start TASK MATERIAL

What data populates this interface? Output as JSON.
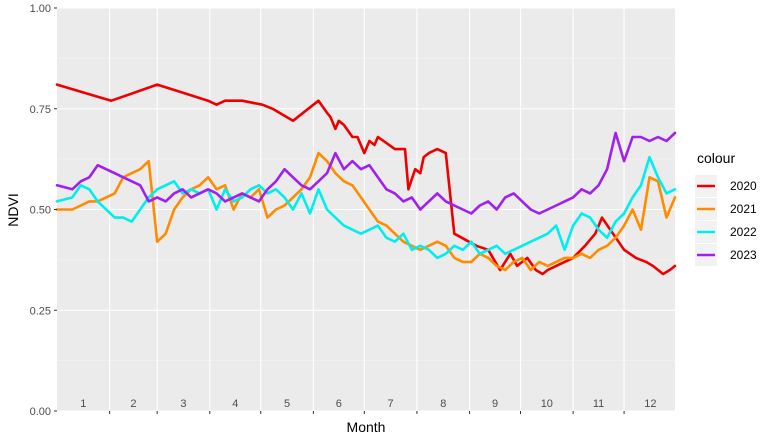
{
  "chart_data": {
    "type": "line",
    "xlabel": "Month",
    "ylabel": "NDVI",
    "xlim": [
      1,
      365
    ],
    "ylim": [
      0,
      1
    ],
    "yticks": [
      "0.00",
      "0.25",
      "0.50",
      "0.75",
      "1.00"
    ],
    "month_labels": [
      "1",
      "2",
      "3",
      "4",
      "5",
      "6",
      "7",
      "8",
      "9",
      "10",
      "11",
      "12"
    ],
    "grid": true,
    "legend_title": "colour",
    "legend_position": "right",
    "series": [
      {
        "name": "2020",
        "color": "#ee0000",
        "x": [
          1,
          25,
          33,
          60,
          75,
          90,
          95,
          100,
          110,
          122,
          128,
          140,
          155,
          160,
          162,
          163,
          165,
          167,
          170,
          175,
          178,
          182,
          185,
          188,
          190,
          200,
          206,
          208,
          212,
          215,
          217,
          220,
          225,
          230,
          235,
          248,
          255,
          262,
          268,
          272,
          278,
          283,
          287,
          290,
          295,
          305,
          312,
          318,
          322,
          335,
          342,
          348,
          352,
          358,
          362,
          365
        ],
        "y": [
          0.81,
          0.78,
          0.77,
          0.81,
          0.79,
          0.77,
          0.76,
          0.77,
          0.77,
          0.76,
          0.75,
          0.72,
          0.77,
          0.74,
          0.73,
          0.72,
          0.7,
          0.72,
          0.71,
          0.68,
          0.68,
          0.64,
          0.67,
          0.66,
          0.68,
          0.65,
          0.65,
          0.55,
          0.6,
          0.59,
          0.63,
          0.64,
          0.65,
          0.64,
          0.44,
          0.41,
          0.4,
          0.35,
          0.39,
          0.36,
          0.38,
          0.35,
          0.34,
          0.35,
          0.36,
          0.38,
          0.41,
          0.44,
          0.48,
          0.4,
          0.38,
          0.37,
          0.36,
          0.34,
          0.35,
          0.36
        ]
      },
      {
        "name": "2021",
        "color": "#ff8c00",
        "x": [
          1,
          10,
          15,
          20,
          25,
          30,
          35,
          40,
          45,
          50,
          55,
          60,
          65,
          70,
          75,
          80,
          85,
          90,
          95,
          100,
          105,
          110,
          115,
          120,
          125,
          130,
          135,
          140,
          145,
          150,
          155,
          160,
          165,
          170,
          175,
          180,
          185,
          190,
          195,
          200,
          205,
          210,
          215,
          220,
          225,
          230,
          235,
          240,
          245,
          250,
          255,
          260,
          265,
          270,
          275,
          280,
          285,
          290,
          295,
          300,
          305,
          310,
          315,
          320,
          325,
          330,
          335,
          340,
          345,
          350,
          355,
          360,
          365
        ],
        "y": [
          0.5,
          0.5,
          0.51,
          0.52,
          0.52,
          0.53,
          0.54,
          0.58,
          0.59,
          0.6,
          0.62,
          0.42,
          0.44,
          0.5,
          0.53,
          0.55,
          0.56,
          0.58,
          0.55,
          0.56,
          0.5,
          0.54,
          0.53,
          0.55,
          0.48,
          0.5,
          0.51,
          0.53,
          0.55,
          0.58,
          0.64,
          0.62,
          0.59,
          0.57,
          0.56,
          0.53,
          0.5,
          0.47,
          0.46,
          0.44,
          0.42,
          0.41,
          0.4,
          0.41,
          0.42,
          0.41,
          0.38,
          0.37,
          0.37,
          0.39,
          0.38,
          0.36,
          0.35,
          0.37,
          0.38,
          0.35,
          0.37,
          0.36,
          0.37,
          0.38,
          0.38,
          0.39,
          0.38,
          0.4,
          0.41,
          0.43,
          0.46,
          0.5,
          0.45,
          0.58,
          0.57,
          0.48,
          0.53
        ]
      },
      {
        "name": "2022",
        "color": "#00eeee",
        "x": [
          1,
          10,
          15,
          20,
          25,
          30,
          35,
          40,
          45,
          50,
          55,
          60,
          65,
          70,
          75,
          80,
          85,
          90,
          95,
          100,
          105,
          110,
          115,
          120,
          125,
          130,
          135,
          140,
          145,
          150,
          155,
          160,
          165,
          170,
          175,
          180,
          185,
          190,
          195,
          200,
          205,
          210,
          215,
          220,
          225,
          230,
          235,
          240,
          245,
          250,
          255,
          260,
          265,
          270,
          275,
          280,
          285,
          290,
          295,
          300,
          305,
          310,
          315,
          320,
          325,
          330,
          335,
          340,
          345,
          350,
          355,
          360,
          365
        ],
        "y": [
          0.52,
          0.53,
          0.56,
          0.55,
          0.52,
          0.5,
          0.48,
          0.48,
          0.47,
          0.5,
          0.53,
          0.55,
          0.56,
          0.57,
          0.54,
          0.55,
          0.54,
          0.55,
          0.5,
          0.55,
          0.52,
          0.53,
          0.55,
          0.56,
          0.54,
          0.55,
          0.53,
          0.5,
          0.54,
          0.49,
          0.55,
          0.5,
          0.48,
          0.46,
          0.45,
          0.44,
          0.45,
          0.46,
          0.43,
          0.42,
          0.44,
          0.4,
          0.41,
          0.4,
          0.38,
          0.39,
          0.41,
          0.4,
          0.42,
          0.39,
          0.4,
          0.41,
          0.39,
          0.4,
          0.41,
          0.42,
          0.43,
          0.44,
          0.46,
          0.4,
          0.46,
          0.49,
          0.48,
          0.45,
          0.43,
          0.47,
          0.49,
          0.53,
          0.56,
          0.63,
          0.58,
          0.54,
          0.55
        ]
      },
      {
        "name": "2023",
        "color": "#a020f0",
        "x": [
          1,
          10,
          15,
          20,
          25,
          30,
          35,
          40,
          45,
          50,
          55,
          60,
          65,
          70,
          75,
          80,
          85,
          90,
          95,
          100,
          105,
          110,
          115,
          120,
          125,
          130,
          135,
          140,
          145,
          150,
          155,
          160,
          165,
          170,
          175,
          180,
          185,
          190,
          195,
          200,
          205,
          210,
          215,
          220,
          225,
          230,
          235,
          240,
          245,
          250,
          255,
          260,
          265,
          270,
          275,
          280,
          285,
          290,
          295,
          300,
          305,
          310,
          315,
          320,
          325,
          330,
          335,
          340,
          345,
          350,
          355,
          360,
          365
        ],
        "y": [
          0.56,
          0.55,
          0.57,
          0.58,
          0.61,
          0.6,
          0.59,
          0.58,
          0.57,
          0.56,
          0.52,
          0.53,
          0.52,
          0.54,
          0.55,
          0.53,
          0.54,
          0.55,
          0.54,
          0.52,
          0.53,
          0.54,
          0.53,
          0.52,
          0.55,
          0.57,
          0.6,
          0.58,
          0.56,
          0.55,
          0.57,
          0.59,
          0.64,
          0.6,
          0.62,
          0.6,
          0.61,
          0.58,
          0.55,
          0.54,
          0.52,
          0.53,
          0.5,
          0.52,
          0.54,
          0.52,
          0.51,
          0.5,
          0.49,
          0.51,
          0.52,
          0.5,
          0.53,
          0.54,
          0.52,
          0.5,
          0.49,
          0.5,
          0.51,
          0.52,
          0.53,
          0.55,
          0.54,
          0.56,
          0.6,
          0.69,
          0.62,
          0.68,
          0.68,
          0.67,
          0.68,
          0.67,
          0.69
        ]
      }
    ]
  }
}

end TASK MATERIAL

DIRECTIONS: Output a faithful copy of the data, with each picture left out.

WRITTEN ANSWER:
What data populates this interface? Output as JSON.
{
  "chart_data": {
    "type": "line",
    "xlabel": "Month",
    "ylabel": "NDVI",
    "xlim": [
      1,
      365
    ],
    "ylim": [
      0,
      1
    ],
    "yticks": [
      "0.00",
      "0.25",
      "0.50",
      "0.75",
      "1.00"
    ],
    "month_labels": [
      "1",
      "2",
      "3",
      "4",
      "5",
      "6",
      "7",
      "8",
      "9",
      "10",
      "11",
      "12"
    ],
    "grid": true,
    "legend_title": "colour",
    "legend_position": "right",
    "series": [
      {
        "name": "2020",
        "color": "#ee0000",
        "x": [
          1,
          25,
          33,
          60,
          75,
          90,
          95,
          100,
          110,
          122,
          128,
          140,
          155,
          160,
          162,
          163,
          165,
          167,
          170,
          175,
          178,
          182,
          185,
          188,
          190,
          200,
          206,
          208,
          212,
          215,
          217,
          220,
          225,
          230,
          235,
          248,
          255,
          262,
          268,
          272,
          278,
          283,
          287,
          290,
          295,
          305,
          312,
          318,
          322,
          335,
          342,
          348,
          352,
          358,
          362,
          365
        ],
        "y": [
          0.81,
          0.78,
          0.77,
          0.81,
          0.79,
          0.77,
          0.76,
          0.77,
          0.77,
          0.76,
          0.75,
          0.72,
          0.77,
          0.74,
          0.73,
          0.72,
          0.7,
          0.72,
          0.71,
          0.68,
          0.68,
          0.64,
          0.67,
          0.66,
          0.68,
          0.65,
          0.65,
          0.55,
          0.6,
          0.59,
          0.63,
          0.64,
          0.65,
          0.64,
          0.44,
          0.41,
          0.4,
          0.35,
          0.39,
          0.36,
          0.38,
          0.35,
          0.34,
          0.35,
          0.36,
          0.38,
          0.41,
          0.44,
          0.48,
          0.4,
          0.38,
          0.37,
          0.36,
          0.34,
          0.35,
          0.36
        ]
      },
      {
        "name": "2021",
        "color": "#ff8c00",
        "x": [
          1,
          10,
          15,
          20,
          25,
          30,
          35,
          40,
          45,
          50,
          55,
          60,
          65,
          70,
          75,
          80,
          85,
          90,
          95,
          100,
          105,
          110,
          115,
          120,
          125,
          130,
          135,
          140,
          145,
          150,
          155,
          160,
          165,
          170,
          175,
          180,
          185,
          190,
          195,
          200,
          205,
          210,
          215,
          220,
          225,
          230,
          235,
          240,
          245,
          250,
          255,
          260,
          265,
          270,
          275,
          280,
          285,
          290,
          295,
          300,
          305,
          310,
          315,
          320,
          325,
          330,
          335,
          340,
          345,
          350,
          355,
          360,
          365
        ],
        "y": [
          0.5,
          0.5,
          0.51,
          0.52,
          0.52,
          0.53,
          0.54,
          0.58,
          0.59,
          0.6,
          0.62,
          0.42,
          0.44,
          0.5,
          0.53,
          0.55,
          0.56,
          0.58,
          0.55,
          0.56,
          0.5,
          0.54,
          0.53,
          0.55,
          0.48,
          0.5,
          0.51,
          0.53,
          0.55,
          0.58,
          0.64,
          0.62,
          0.59,
          0.57,
          0.56,
          0.53,
          0.5,
          0.47,
          0.46,
          0.44,
          0.42,
          0.41,
          0.4,
          0.41,
          0.42,
          0.41,
          0.38,
          0.37,
          0.37,
          0.39,
          0.38,
          0.36,
          0.35,
          0.37,
          0.38,
          0.35,
          0.37,
          0.36,
          0.37,
          0.38,
          0.38,
          0.39,
          0.38,
          0.4,
          0.41,
          0.43,
          0.46,
          0.5,
          0.45,
          0.58,
          0.57,
          0.48,
          0.53
        ]
      },
      {
        "name": "2022",
        "color": "#00eeee",
        "x": [
          1,
          10,
          15,
          20,
          25,
          30,
          35,
          40,
          45,
          50,
          55,
          60,
          65,
          70,
          75,
          80,
          85,
          90,
          95,
          100,
          105,
          110,
          115,
          120,
          125,
          130,
          135,
          140,
          145,
          150,
          155,
          160,
          165,
          170,
          175,
          180,
          185,
          190,
          195,
          200,
          205,
          210,
          215,
          220,
          225,
          230,
          235,
          240,
          245,
          250,
          255,
          260,
          265,
          270,
          275,
          280,
          285,
          290,
          295,
          300,
          305,
          310,
          315,
          320,
          325,
          330,
          335,
          340,
          345,
          350,
          355,
          360,
          365
        ],
        "y": [
          0.52,
          0.53,
          0.56,
          0.55,
          0.52,
          0.5,
          0.48,
          0.48,
          0.47,
          0.5,
          0.53,
          0.55,
          0.56,
          0.57,
          0.54,
          0.55,
          0.54,
          0.55,
          0.5,
          0.55,
          0.52,
          0.53,
          0.55,
          0.56,
          0.54,
          0.55,
          0.53,
          0.5,
          0.54,
          0.49,
          0.55,
          0.5,
          0.48,
          0.46,
          0.45,
          0.44,
          0.45,
          0.46,
          0.43,
          0.42,
          0.44,
          0.4,
          0.41,
          0.4,
          0.38,
          0.39,
          0.41,
          0.4,
          0.42,
          0.39,
          0.4,
          0.41,
          0.39,
          0.4,
          0.41,
          0.42,
          0.43,
          0.44,
          0.46,
          0.4,
          0.46,
          0.49,
          0.48,
          0.45,
          0.43,
          0.47,
          0.49,
          0.53,
          0.56,
          0.63,
          0.58,
          0.54,
          0.55
        ]
      },
      {
        "name": "2023",
        "color": "#a020f0",
        "x": [
          1,
          10,
          15,
          20,
          25,
          30,
          35,
          40,
          45,
          50,
          55,
          60,
          65,
          70,
          75,
          80,
          85,
          90,
          95,
          100,
          105,
          110,
          115,
          120,
          125,
          130,
          135,
          140,
          145,
          150,
          155,
          160,
          165,
          170,
          175,
          180,
          185,
          190,
          195,
          200,
          205,
          210,
          215,
          220,
          225,
          230,
          235,
          240,
          245,
          250,
          255,
          260,
          265,
          270,
          275,
          280,
          285,
          290,
          295,
          300,
          305,
          310,
          315,
          320,
          325,
          330,
          335,
          340,
          345,
          350,
          355,
          360,
          365
        ],
        "y": [
          0.56,
          0.55,
          0.57,
          0.58,
          0.61,
          0.6,
          0.59,
          0.58,
          0.57,
          0.56,
          0.52,
          0.53,
          0.52,
          0.54,
          0.55,
          0.53,
          0.54,
          0.55,
          0.54,
          0.52,
          0.53,
          0.54,
          0.53,
          0.52,
          0.55,
          0.57,
          0.6,
          0.58,
          0.56,
          0.55,
          0.57,
          0.59,
          0.64,
          0.6,
          0.62,
          0.6,
          0.61,
          0.58,
          0.55,
          0.54,
          0.52,
          0.53,
          0.5,
          0.52,
          0.54,
          0.52,
          0.51,
          0.5,
          0.49,
          0.51,
          0.52,
          0.5,
          0.53,
          0.54,
          0.52,
          0.5,
          0.49,
          0.5,
          0.51,
          0.52,
          0.53,
          0.55,
          0.54,
          0.56,
          0.6,
          0.69,
          0.62,
          0.68,
          0.68,
          0.67,
          0.68,
          0.67,
          0.69
        ]
      }
    ]
  }
}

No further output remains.